What to do:
Make an exact copy of the entries below.

[Stored entries]
■ ■ ■ ■ ■

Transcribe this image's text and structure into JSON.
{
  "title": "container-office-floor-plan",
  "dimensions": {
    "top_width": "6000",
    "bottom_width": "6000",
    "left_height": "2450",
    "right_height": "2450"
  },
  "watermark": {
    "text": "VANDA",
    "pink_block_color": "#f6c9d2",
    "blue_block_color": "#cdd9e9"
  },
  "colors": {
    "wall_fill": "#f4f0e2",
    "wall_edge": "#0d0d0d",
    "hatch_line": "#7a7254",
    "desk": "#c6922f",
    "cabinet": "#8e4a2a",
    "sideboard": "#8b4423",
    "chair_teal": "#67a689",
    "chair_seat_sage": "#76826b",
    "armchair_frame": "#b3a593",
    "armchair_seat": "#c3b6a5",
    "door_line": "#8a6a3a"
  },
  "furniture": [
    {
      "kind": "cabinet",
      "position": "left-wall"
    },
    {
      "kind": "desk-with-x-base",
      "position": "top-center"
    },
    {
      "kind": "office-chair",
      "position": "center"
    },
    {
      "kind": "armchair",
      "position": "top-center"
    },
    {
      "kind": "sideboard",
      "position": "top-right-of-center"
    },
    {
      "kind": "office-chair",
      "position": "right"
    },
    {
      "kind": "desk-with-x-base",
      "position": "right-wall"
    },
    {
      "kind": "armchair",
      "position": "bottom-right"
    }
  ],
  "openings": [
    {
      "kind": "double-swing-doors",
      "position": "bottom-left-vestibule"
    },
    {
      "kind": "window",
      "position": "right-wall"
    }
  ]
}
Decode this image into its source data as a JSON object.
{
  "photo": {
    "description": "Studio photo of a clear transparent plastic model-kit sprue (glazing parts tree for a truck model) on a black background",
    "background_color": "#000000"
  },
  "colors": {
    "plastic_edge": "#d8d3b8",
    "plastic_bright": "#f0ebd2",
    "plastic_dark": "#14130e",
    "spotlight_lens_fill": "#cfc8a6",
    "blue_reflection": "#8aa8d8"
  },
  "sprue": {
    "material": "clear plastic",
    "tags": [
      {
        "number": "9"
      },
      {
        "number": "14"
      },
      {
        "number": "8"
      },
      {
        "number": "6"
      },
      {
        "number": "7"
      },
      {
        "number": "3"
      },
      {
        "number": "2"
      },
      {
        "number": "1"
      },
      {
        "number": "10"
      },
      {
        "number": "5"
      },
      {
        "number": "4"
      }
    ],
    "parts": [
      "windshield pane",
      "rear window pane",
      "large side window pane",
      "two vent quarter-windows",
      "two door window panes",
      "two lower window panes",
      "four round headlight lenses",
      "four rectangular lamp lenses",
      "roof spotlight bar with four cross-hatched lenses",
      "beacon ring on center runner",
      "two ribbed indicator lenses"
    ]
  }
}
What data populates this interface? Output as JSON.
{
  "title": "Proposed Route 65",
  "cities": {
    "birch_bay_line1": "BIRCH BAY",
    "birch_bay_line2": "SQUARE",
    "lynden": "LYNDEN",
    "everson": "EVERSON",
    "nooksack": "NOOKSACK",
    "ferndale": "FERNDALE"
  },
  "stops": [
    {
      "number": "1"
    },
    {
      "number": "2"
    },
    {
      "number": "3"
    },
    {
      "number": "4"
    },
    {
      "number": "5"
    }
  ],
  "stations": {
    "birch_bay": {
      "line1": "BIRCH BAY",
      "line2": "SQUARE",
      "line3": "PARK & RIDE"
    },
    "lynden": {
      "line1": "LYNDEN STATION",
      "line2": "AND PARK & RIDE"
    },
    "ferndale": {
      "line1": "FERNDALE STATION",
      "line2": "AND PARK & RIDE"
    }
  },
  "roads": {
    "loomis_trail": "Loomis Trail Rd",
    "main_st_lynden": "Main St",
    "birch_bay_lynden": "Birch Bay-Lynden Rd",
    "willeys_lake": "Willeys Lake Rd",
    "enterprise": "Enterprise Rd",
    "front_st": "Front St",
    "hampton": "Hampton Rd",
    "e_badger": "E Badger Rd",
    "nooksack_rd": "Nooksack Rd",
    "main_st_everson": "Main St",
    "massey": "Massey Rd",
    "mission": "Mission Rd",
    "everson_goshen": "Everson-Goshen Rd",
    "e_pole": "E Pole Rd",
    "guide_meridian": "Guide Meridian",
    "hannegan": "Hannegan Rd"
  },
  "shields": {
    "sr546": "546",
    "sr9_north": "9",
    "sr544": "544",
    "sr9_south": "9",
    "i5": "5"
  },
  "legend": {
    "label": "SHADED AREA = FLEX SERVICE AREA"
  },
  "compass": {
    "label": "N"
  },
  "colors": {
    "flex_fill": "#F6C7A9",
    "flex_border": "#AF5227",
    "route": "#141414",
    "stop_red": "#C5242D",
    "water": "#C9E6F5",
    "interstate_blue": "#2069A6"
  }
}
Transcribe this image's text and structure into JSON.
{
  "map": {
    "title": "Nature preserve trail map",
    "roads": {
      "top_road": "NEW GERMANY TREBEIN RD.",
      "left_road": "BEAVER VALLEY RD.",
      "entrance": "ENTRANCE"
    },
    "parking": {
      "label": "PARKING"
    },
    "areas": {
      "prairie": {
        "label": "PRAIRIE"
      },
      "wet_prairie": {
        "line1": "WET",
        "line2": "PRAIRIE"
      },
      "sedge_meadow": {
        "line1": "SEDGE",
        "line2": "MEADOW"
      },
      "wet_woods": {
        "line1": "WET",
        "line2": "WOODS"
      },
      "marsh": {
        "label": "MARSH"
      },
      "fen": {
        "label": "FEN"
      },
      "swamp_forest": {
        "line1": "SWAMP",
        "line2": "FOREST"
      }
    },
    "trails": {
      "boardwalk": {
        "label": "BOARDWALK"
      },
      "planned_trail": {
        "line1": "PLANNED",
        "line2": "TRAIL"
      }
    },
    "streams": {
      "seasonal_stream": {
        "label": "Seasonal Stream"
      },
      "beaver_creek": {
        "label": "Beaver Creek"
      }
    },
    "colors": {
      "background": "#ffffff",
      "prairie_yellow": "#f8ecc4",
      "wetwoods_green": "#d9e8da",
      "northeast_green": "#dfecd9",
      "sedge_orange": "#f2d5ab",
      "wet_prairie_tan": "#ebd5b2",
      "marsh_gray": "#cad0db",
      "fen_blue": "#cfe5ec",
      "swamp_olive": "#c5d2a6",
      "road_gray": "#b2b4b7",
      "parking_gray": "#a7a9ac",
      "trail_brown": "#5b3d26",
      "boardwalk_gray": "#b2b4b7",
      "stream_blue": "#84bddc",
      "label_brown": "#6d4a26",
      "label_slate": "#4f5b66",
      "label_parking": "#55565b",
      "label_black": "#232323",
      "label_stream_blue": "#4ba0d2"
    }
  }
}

■ ■ ■ ■ ■

Task answer:
Transcribe this image's text and structure into JSON.
{
  "title": "container-office-floor-plan",
  "dimensions": {
    "top_width": "6000",
    "bottom_width": "6000",
    "left_height": "2450",
    "right_height": "2450"
  },
  "watermark": {
    "text": "VANDA",
    "pink_block_color": "#f6c9d2",
    "blue_block_color": "#cdd9e9"
  },
  "colors": {
    "wall_fill": "#f4f0e2",
    "wall_edge": "#0d0d0d",
    "hatch_line": "#7a7254",
    "desk": "#c6922f",
    "cabinet": "#8e4a2a",
    "sideboard": "#8b4423",
    "chair_teal": "#67a689",
    "chair_seat_sage": "#76826b",
    "armchair_frame": "#b3a593",
    "armchair_seat": "#c3b6a5",
    "door_line": "#8a6a3a"
  },
  "furniture": [
    {
      "kind": "cabinet",
      "position": "left-wall"
    },
    {
      "kind": "desk-with-x-base",
      "position": "top-center"
    },
    {
      "kind": "office-chair",
      "position": "center"
    },
    {
      "kind": "armchair",
      "position": "top-center"
    },
    {
      "kind": "sideboard",
      "position": "top-right-of-center"
    },
    {
      "kind": "office-chair",
      "position": "right"
    },
    {
      "kind": "desk-with-x-base",
      "position": "right-wall"
    },
    {
      "kind": "armchair",
      "position": "bottom-right"
    }
  ],
  "openings": [
    {
      "kind": "double-swing-doors",
      "position": "bottom-left-vestibule"
    },
    {
      "kind": "window",
      "position": "right-wall"
    }
  ]
}
Decode this image into its source data as a JSON object.
{
  "photo": {
    "description": "Studio photo of a clear transparent plastic model-kit sprue (glazing parts tree for a truck model) on a black background",
    "background_color": "#000000"
  },
  "colors": {
    "plastic_edge": "#d8d3b8",
    "plastic_bright": "#f0ebd2",
    "plastic_dark": "#14130e",
    "spotlight_lens_fill": "#cfc8a6",
    "blue_reflection": "#8aa8d8"
  },
  "sprue": {
    "material": "clear plastic",
    "tags": [
      {
        "number": "9"
      },
      {
        "number": "14"
      },
      {
        "number": "8"
      },
      {
        "number": "6"
      },
      {
        "number": "7"
      },
      {
        "number": "3"
      },
      {
        "number": "2"
      },
      {
        "number": "1"
      },
      {
        "number": "10"
      },
      {
        "number": "5"
      },
      {
        "number": "4"
      }
    ],
    "parts": [
      "windshield pane",
      "rear window pane",
      "large side window pane",
      "two vent quarter-windows",
      "two door window panes",
      "two lower window panes",
      "four round headlight lenses",
      "four rectangular lamp lenses",
      "roof spotlight bar with four cross-hatched lenses",
      "beacon ring on center runner",
      "two ribbed indicator lenses"
    ]
  }
}
What data populates this interface? Output as JSON.
{
  "title": "Proposed Route 65",
  "cities": {
    "birch_bay_line1": "BIRCH BAY",
    "birch_bay_line2": "SQUARE",
    "lynden": "LYNDEN",
    "everson": "EVERSON",
    "nooksack": "NOOKSACK",
    "ferndale": "FERNDALE"
  },
  "stops": [
    {
      "number": "1"
    },
    {
      "number": "2"
    },
    {
      "number": "3"
    },
    {
      "number": "4"
    },
    {
      "number": "5"
    }
  ],
  "stations": {
    "birch_bay": {
      "line1": "BIRCH BAY",
      "line2": "SQUARE",
      "line3": "PARK & RIDE"
    },
    "lynden": {
      "line1": "LYNDEN STATION",
      "line2": "AND PARK & RIDE"
    },
    "ferndale": {
      "line1": "FERNDALE STATION",
      "line2": "AND PARK & RIDE"
    }
  },
  "roads": {
    "loomis_trail": "Loomis Trail Rd",
    "main_st_lynden": "Main St",
    "birch_bay_lynden": "Birch Bay-Lynden Rd",
    "willeys_lake": "Willeys Lake Rd",
    "enterprise": "Enterprise Rd",
    "front_st": "Front St",
    "hampton": "Hampton Rd",
    "e_badger": "E Badger Rd",
    "nooksack_rd": "Nooksack Rd",
    "main_st_everson": "Main St",
    "massey": "Massey Rd",
    "mission": "Mission Rd",
    "everson_goshen": "Everson-Goshen Rd",
    "e_pole": "E Pole Rd",
    "guide_meridian": "Guide Meridian",
    "hannegan": "Hannegan Rd"
  },
  "shields": {
    "sr546": "546",
    "sr9_north": "9",
    "sr544": "544",
    "sr9_south": "9",
    "i5": "5"
  },
  "legend": {
    "label": "SHADED AREA = FLEX SERVICE AREA"
  },
  "compass": {
    "label": "N"
  },
  "colors": {
    "flex_fill": "#F6C7A9",
    "flex_border": "#AF5227",
    "route": "#141414",
    "stop_red": "#C5242D",
    "water": "#C9E6F5",
    "interstate_blue": "#2069A6"
  }
}
Transcribe this image's text and structure into JSON.
{
  "map": {
    "title": "Nature preserve trail map",
    "roads": {
      "top_road": "NEW GERMANY TREBEIN RD.",
      "left_road": "BEAVER VALLEY RD.",
      "entrance": "ENTRANCE"
    },
    "parking": {
      "label": "PARKING"
    },
    "areas": {
      "prairie": {
        "label": "PRAIRIE"
      },
      "wet_prairie": {
        "line1": "WET",
        "line2": "PRAIRIE"
      },
      "sedge_meadow": {
        "line1": "SEDGE",
        "line2": "MEADOW"
      },
      "wet_woods": {
        "line1": "WET",
        "line2": "WOODS"
      },
      "marsh": {
        "label": "MARSH"
      },
      "fen": {
        "label": "FEN"
      },
      "swamp_forest": {
        "line1": "SWAMP",
        "line2": "FOREST"
      }
    },
    "trails": {
      "boardwalk": {
        "label": "BOARDWALK"
      },
      "planned_trail": {
        "line1": "PLANNED",
        "line2": "TRAIL"
      }
    },
    "streams": {
      "seasonal_stream": {
        "label": "Seasonal Stream"
      },
      "beaver_creek": {
        "label": "Beaver Creek"
      }
    },
    "colors": {
      "background": "#ffffff",
      "prairie_yellow": "#f8ecc4",
      "wetwoods_green": "#d9e8da",
      "northeast_green": "#dfecd9",
      "sedge_orange": "#f2d5ab",
      "wet_prairie_tan": "#ebd5b2",
      "marsh_gray": "#cad0db",
      "fen_blue": "#cfe5ec",
      "swamp_olive": "#c5d2a6",
      "road_gray": "#b2b4b7",
      "parking_gray": "#a7a9ac",
      "trail_brown": "#5b3d26",
      "boardwalk_gray": "#b2b4b7",
      "stream_blue": "#84bddc",
      "label_brown": "#6d4a26",
      "label_slate": "#4f5b66",
      "label_parking": "#55565b",
      "label_black": "#232323",
      "label_stream_blue": "#4ba0d2"
    }
  }
}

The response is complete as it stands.